**Work required:** Please transcribe the data below exactly. Leave the pictures out.
==== Records for this task
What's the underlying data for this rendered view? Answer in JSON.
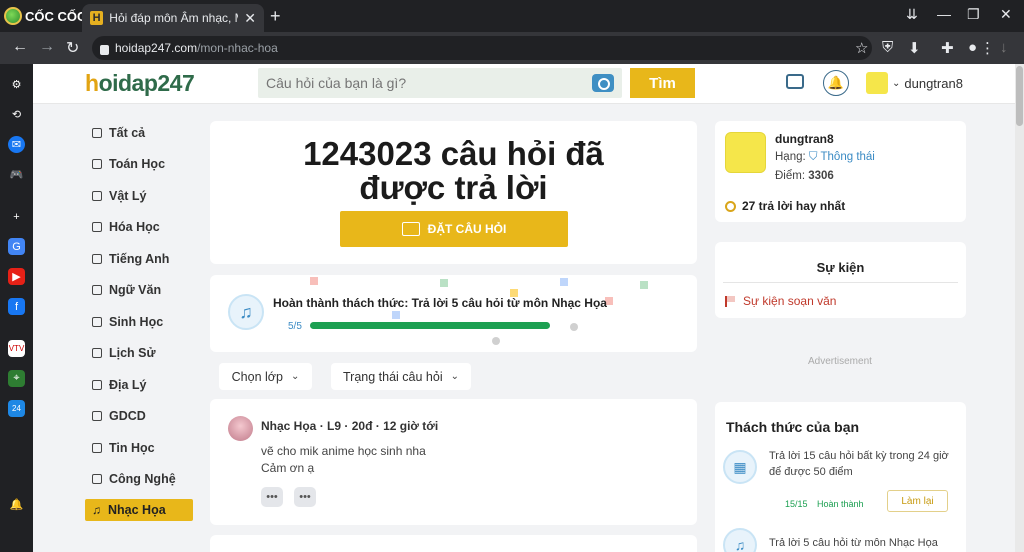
{
  "browser": {
    "brand": "CỐC CỐC",
    "tab_favicon": "H",
    "tab_title": "Hỏi đáp môn Âm nhạc, Mỹ thuật",
    "url_host": "hoidap247.com",
    "url_path": "/mon-nhac-hoa"
  },
  "header": {
    "logo_h": "h",
    "logo_rest": "oidap247",
    "search_placeholder": "Câu hỏi của bạn là gì?",
    "search_button": "Tìm",
    "username": "dungtran8"
  },
  "sidebar": {
    "items": [
      {
        "label": "Tất cả"
      },
      {
        "label": "Toán Học"
      },
      {
        "label": "Vật Lý"
      },
      {
        "label": "Hóa Học"
      },
      {
        "label": "Tiếng Anh"
      },
      {
        "label": "Ngữ Văn"
      },
      {
        "label": "Sinh Học"
      },
      {
        "label": "Lịch Sử"
      },
      {
        "label": "Địa Lý"
      },
      {
        "label": "GDCD"
      },
      {
        "label": "Tin Học"
      },
      {
        "label": "Công Nghệ"
      },
      {
        "label": "Nhạc Họa"
      }
    ],
    "active": "Nhạc Họa"
  },
  "main": {
    "stat_line1": "1243023 câu hỏi đã",
    "stat_line2": "được trả lời",
    "ask_button": "ĐẶT CÂU HỎI",
    "challenge": {
      "title": "Hoàn thành thách thức: Trả lời 5 câu hỏi  từ môn Nhạc Họa",
      "progress_text": "5/5",
      "progress": 1.0
    },
    "filters": {
      "grade": "Chọn lớp",
      "status": "Trạng thái câu hỏi"
    },
    "question": {
      "subject": "Nhạc Họa",
      "grade": "L9",
      "points": "20đ",
      "time": "12 giờ tới",
      "line1": "vẽ cho mik anime  học sinh nha",
      "line2": "Cảm ơn ạ"
    }
  },
  "profile": {
    "name": "dungtran8",
    "rank_label": "Hạng:",
    "rank_value": "Thông thái",
    "points_label": "Điểm:",
    "points_value": "3306",
    "best_answers": "27 trả lời hay nhất"
  },
  "events": {
    "title": "Sự kiện",
    "item": "Sự kiện soạn văn"
  },
  "advertisement": "Advertisement",
  "challenges": {
    "title": "Thách thức của bạn",
    "items": [
      {
        "text": "Trả lời 15 câu hỏi  bất kỳ  trong 24 giờ để được 50 điểm",
        "progress": "15/15",
        "status": "Hoàn thành",
        "action": "Làm lại"
      },
      {
        "text": "Trả lời 5 câu hỏi  từ môn Nhạc Họa"
      }
    ]
  },
  "colors": {
    "accent": "#e8b71a",
    "link": "#3b8bc4",
    "success": "#1da052"
  }
}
========
**Task output:**
What's the underlying data for this rendered view? Answer in JSON.
{
  "browser": {
    "brand": "CỐC CỐC",
    "tab_favicon": "H",
    "tab_title": "Hỏi đáp môn Âm nhạc, Mỹ thuật",
    "url_host": "hoidap247.com",
    "url_path": "/mon-nhac-hoa"
  },
  "header": {
    "logo_h": "h",
    "logo_rest": "oidap247",
    "search_placeholder": "Câu hỏi của bạn là gì?",
    "search_button": "Tìm",
    "username": "dungtran8"
  },
  "sidebar": {
    "items": [
      {
        "label": "Tất cả"
      },
      {
        "label": "Toán Học"
      },
      {
        "label": "Vật Lý"
      },
      {
        "label": "Hóa Học"
      },
      {
        "label": "Tiếng Anh"
      },
      {
        "label": "Ngữ Văn"
      },
      {
        "label": "Sinh Học"
      },
      {
        "label": "Lịch Sử"
      },
      {
        "label": "Địa Lý"
      },
      {
        "label": "GDCD"
      },
      {
        "label": "Tin Học"
      },
      {
        "label": "Công Nghệ"
      },
      {
        "label": "Nhạc Họa"
      }
    ],
    "active": "Nhạc Họa"
  },
  "main": {
    "stat_line1": "1243023 câu hỏi đã",
    "stat_line2": "được trả lời",
    "ask_button": "ĐẶT CÂU HỎI",
    "challenge": {
      "title": "Hoàn thành thách thức: Trả lời 5 câu hỏi  từ môn Nhạc Họa",
      "progress_text": "5/5",
      "progress": 1.0
    },
    "filters": {
      "grade": "Chọn lớp",
      "status": "Trạng thái câu hỏi"
    },
    "question": {
      "subject": "Nhạc Họa",
      "grade": "L9",
      "points": "20đ",
      "time": "12 giờ tới",
      "line1": "vẽ cho mik anime  học sinh nha",
      "line2": "Cảm ơn ạ"
    }
  },
  "profile": {
    "name": "dungtran8",
    "rank_label": "Hạng:",
    "rank_value": "Thông thái",
    "points_label": "Điểm:",
    "points_value": "3306",
    "best_answers": "27 trả lời hay nhất"
  },
  "events": {
    "title": "Sự kiện",
    "item": "Sự kiện soạn văn"
  },
  "advertisement": "Advertisement",
  "challenges": {
    "title": "Thách thức của bạn",
    "items": [
      {
        "text": "Trả lời 15 câu hỏi  bất kỳ  trong 24 giờ để được 50 điểm",
        "progress": "15/15",
        "status": "Hoàn thành",
        "action": "Làm lại"
      },
      {
        "text": "Trả lời 5 câu hỏi  từ môn Nhạc Họa"
      }
    ]
  },
  "colors": {
    "accent": "#e8b71a",
    "link": "#3b8bc4",
    "success": "#1da052"
  }
}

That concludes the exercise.